Task list:
1 > Name every piece of equipment that the meteor photography text says anyone can use for its method.
2 > From the meteor photography text, reproduce word for word the stretch from "A camera with" through "is a workaround.".

Text shown:
• • • • •

Category Archives: Beginners

Meteor Photography

 Meteors are fine grains of dust that hit the atmosphere at great speed, burning up in a fraction of a second emitting a light of varying intensity and usually leaving no trace after the event.
So how do we going about capturing these events on camera? There are various techniques, all variations on the same theme, some involving sensitive video cameras and computer analysis and so on. But here’s a method that can be used by anyone with the following equipment:-

 A camera with a shutter setting of several seconds or more

 A tripod

 A remote shutter release

The camera need not be a DSLR as several advanced compact cameras and “bridge” cameras will have the required settings although may lack the remote release which is not essential as there is a workaround.

The approach to be taken is something of a scattergun approach – setting the camera up in such a way that if anything appears in a pre-determined area of sky it may be caught, then taking pictures continuously in the hope that something happens while the shutter is open. This can be done with film, and indeed many astrophotographers used to do this. The cost is considerable but sometimes worth it. My first and probably best meteor shot was a Perseid taken on film in 2004 (see below). It was frame 1 of 37 on a roll of film and the other 36 showed no more meteors, so the film and developing cost about £10. With digital photos costing no more than the cost of a small amount of electricity to charge the batteries plus a little bit of wear on the equipment, it is not uncommon for amateurs to take hundreds or even thousands of photos in a night looking for meteors!
Perseid Meteor image taken on film in 2004 – 30secs at f1.4 on ISO 400 print film with a 50mm lens on a Minolta SRT101 camera (cropped). (pic to follow)

This one was actually quite close to the radiant.


The camera needs to be mounted on a good tripod and pointed at an area away from the meteor radiant. The radiant is the part of the sky from which the meteors appear to emanate and there is usually a clue in the name. For example, the Perseids, in mid-August, appear to emanate from the radiant which is at the top end of the constellation Perseus, near the Double Cluster. In order to capture meteors, pointing the camera somewhere between 30 degrees and 60 degrees away from this area in pretty much any direction would be a good start. Upwards is generally good as the sky is at its darkest, but if observation is showing more meteors in a particular direction then it’s a good idea to point the camera that way.

• • • • •

Supplied material:

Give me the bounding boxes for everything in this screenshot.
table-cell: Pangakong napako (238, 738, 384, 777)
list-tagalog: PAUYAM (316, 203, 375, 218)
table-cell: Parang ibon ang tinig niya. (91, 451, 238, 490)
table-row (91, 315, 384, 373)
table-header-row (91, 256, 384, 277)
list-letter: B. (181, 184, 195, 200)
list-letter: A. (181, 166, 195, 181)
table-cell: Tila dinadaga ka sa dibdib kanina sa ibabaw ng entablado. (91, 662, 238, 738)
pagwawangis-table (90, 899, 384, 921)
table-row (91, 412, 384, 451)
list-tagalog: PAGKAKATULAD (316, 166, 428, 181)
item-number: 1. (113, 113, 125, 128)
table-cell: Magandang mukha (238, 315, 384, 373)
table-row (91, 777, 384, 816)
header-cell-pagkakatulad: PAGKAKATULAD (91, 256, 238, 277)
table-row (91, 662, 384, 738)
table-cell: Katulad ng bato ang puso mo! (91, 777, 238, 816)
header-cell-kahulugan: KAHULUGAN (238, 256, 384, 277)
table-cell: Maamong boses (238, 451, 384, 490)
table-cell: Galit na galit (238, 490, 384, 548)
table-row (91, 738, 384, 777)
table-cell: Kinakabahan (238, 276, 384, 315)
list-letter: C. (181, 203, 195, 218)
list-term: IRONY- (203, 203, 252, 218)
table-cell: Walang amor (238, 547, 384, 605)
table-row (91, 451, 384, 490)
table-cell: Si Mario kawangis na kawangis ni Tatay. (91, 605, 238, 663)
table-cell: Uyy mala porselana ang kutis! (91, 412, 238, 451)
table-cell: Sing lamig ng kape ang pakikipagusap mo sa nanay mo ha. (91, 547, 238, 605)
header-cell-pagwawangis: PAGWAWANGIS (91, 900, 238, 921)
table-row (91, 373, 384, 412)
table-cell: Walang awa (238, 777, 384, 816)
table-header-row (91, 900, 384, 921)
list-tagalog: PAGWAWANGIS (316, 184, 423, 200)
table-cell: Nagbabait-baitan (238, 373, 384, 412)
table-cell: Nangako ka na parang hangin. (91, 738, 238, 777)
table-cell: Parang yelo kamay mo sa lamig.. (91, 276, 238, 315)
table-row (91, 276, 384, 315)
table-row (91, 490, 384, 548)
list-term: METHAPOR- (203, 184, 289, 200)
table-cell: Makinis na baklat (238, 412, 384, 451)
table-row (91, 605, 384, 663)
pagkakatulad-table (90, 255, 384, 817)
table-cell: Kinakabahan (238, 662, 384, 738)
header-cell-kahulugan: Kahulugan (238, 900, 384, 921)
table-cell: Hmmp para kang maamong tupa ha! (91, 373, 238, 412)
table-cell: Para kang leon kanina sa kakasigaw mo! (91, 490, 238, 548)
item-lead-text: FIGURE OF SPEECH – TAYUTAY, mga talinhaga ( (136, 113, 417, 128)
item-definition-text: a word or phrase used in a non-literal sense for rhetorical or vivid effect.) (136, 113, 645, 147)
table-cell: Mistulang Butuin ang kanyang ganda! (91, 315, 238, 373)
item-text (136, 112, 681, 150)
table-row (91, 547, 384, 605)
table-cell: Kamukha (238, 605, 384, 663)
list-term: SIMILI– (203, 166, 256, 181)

• • • • •

Answers for the exercise:
1 >
- A camera with a shutter setting of several seconds or more
- A tripod
- A remote shutter release

2 >
A camera with a shutter setting of several seconds or more

 A tripod

 A remote shutter release

The camera need not be a DSLR as several advanced compact cameras and “bridge” cameras will have the required settings although may lack the remote release which is not essential as there is a workaround.